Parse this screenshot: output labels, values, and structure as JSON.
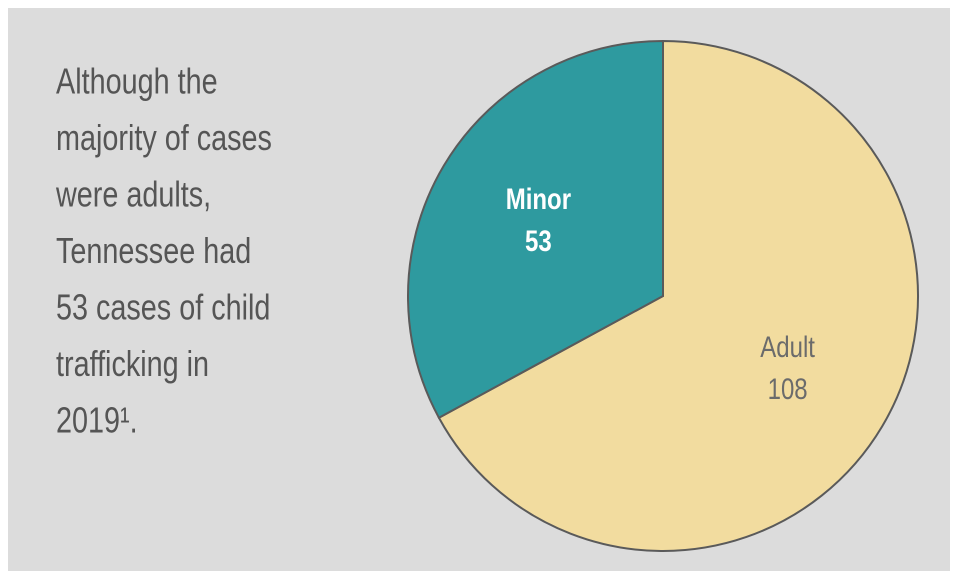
{
  "chart_data": {
    "type": "pie",
    "annotation": [
      "Although the",
      "majority of cases",
      "were adults,",
      "Tennessee had",
      "53 cases of child",
      "trafficking in",
      "2019¹."
    ],
    "categories": [
      "Adult",
      "Minor"
    ],
    "values": [
      108,
      53
    ],
    "colors": [
      "#f2dc9f",
      "#2e9a9f"
    ],
    "label_colors": [
      "#6b6b6b",
      "#ffffff"
    ]
  }
}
================
**PROBLEM**: Output all of the data exactly as it stands, minus any images.

**THE RESPONSE**:
Parse this screenshot: output labels, values, and structure as JSON.
{
  "chart_data": {
    "type": "pie",
    "annotation": [
      "Although the",
      "majority of cases",
      "were adults,",
      "Tennessee had",
      "53 cases of child",
      "trafficking in",
      "2019¹."
    ],
    "categories": [
      "Adult",
      "Minor"
    ],
    "values": [
      108,
      53
    ],
    "colors": [
      "#f2dc9f",
      "#2e9a9f"
    ],
    "label_colors": [
      "#6b6b6b",
      "#ffffff"
    ]
  }
}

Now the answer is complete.